(Data excerpts)
▬▬▬▬▬▬▬▬▬▬
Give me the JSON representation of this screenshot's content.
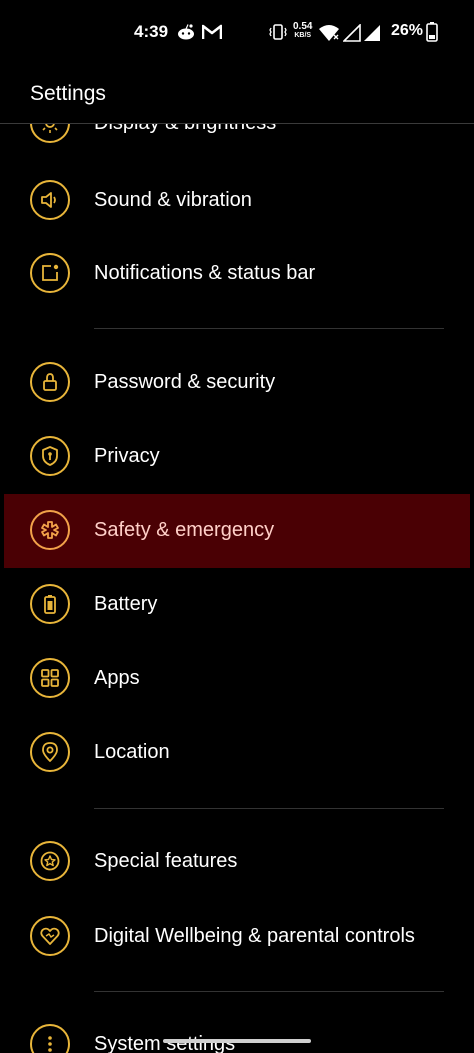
{
  "status_bar": {
    "time": "4:39",
    "net_speed_value": "0.54",
    "net_speed_unit": "KB/S",
    "battery_percent": "26%",
    "icons": [
      "reddit-icon",
      "gmail-icon",
      "vibrate-icon",
      "wifi-icon",
      "signal-icon",
      "signal-icon",
      "battery-icon"
    ]
  },
  "header": {
    "title": "Settings"
  },
  "accent_color": "#e8b53a",
  "highlight_color": "#4a0004",
  "settings": [
    {
      "label": "Display & brightness",
      "icon": "brightness-icon"
    },
    {
      "label": "Sound & vibration",
      "icon": "speaker-icon"
    },
    {
      "label": "Notifications & status bar",
      "icon": "notification-icon"
    },
    {
      "label": "Password & security",
      "icon": "lock-icon"
    },
    {
      "label": "Privacy",
      "icon": "shield-icon"
    },
    {
      "label": "Safety & emergency",
      "icon": "medical-star-icon",
      "highlighted": true
    },
    {
      "label": "Battery",
      "icon": "battery-icon"
    },
    {
      "label": "Apps",
      "icon": "apps-grid-icon"
    },
    {
      "label": "Location",
      "icon": "location-pin-icon"
    },
    {
      "label": "Special features",
      "icon": "star-icon"
    },
    {
      "label": "Digital Wellbeing & parental controls",
      "icon": "heart-icon"
    },
    {
      "label": "System settings",
      "icon": "more-vertical-icon"
    }
  ]
}
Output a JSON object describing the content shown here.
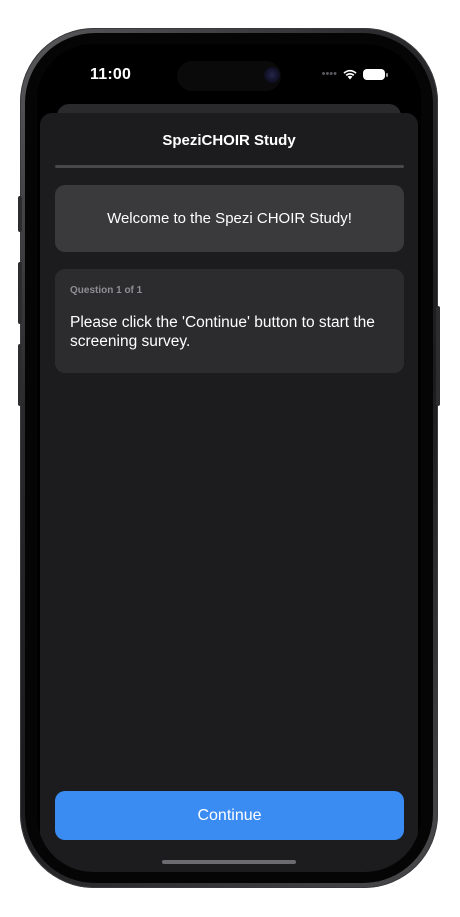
{
  "status_bar": {
    "time": "11:00",
    "icons": [
      "signal-dots-icon",
      "wifi-icon",
      "battery-icon"
    ]
  },
  "nav": {
    "title": "SpeziCHOIR Study"
  },
  "welcome": {
    "text": "Welcome to the Spezi CHOIR Study!"
  },
  "question": {
    "counter": "Question 1 of 1",
    "text": "Please click the 'Continue' button to start the screening survey."
  },
  "actions": {
    "continue_label": "Continue"
  },
  "colors": {
    "accent": "#3a8bf2",
    "background": "#1c1c1e",
    "card": "#2c2c2e",
    "card_highlight": "#3a3a3c"
  }
}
▬▬▬▬▬▬▬▬▬▬
**Exercise requirements:** Find how many lines in the records contain the string "Study", then give the number alone.

**Complete response:** 2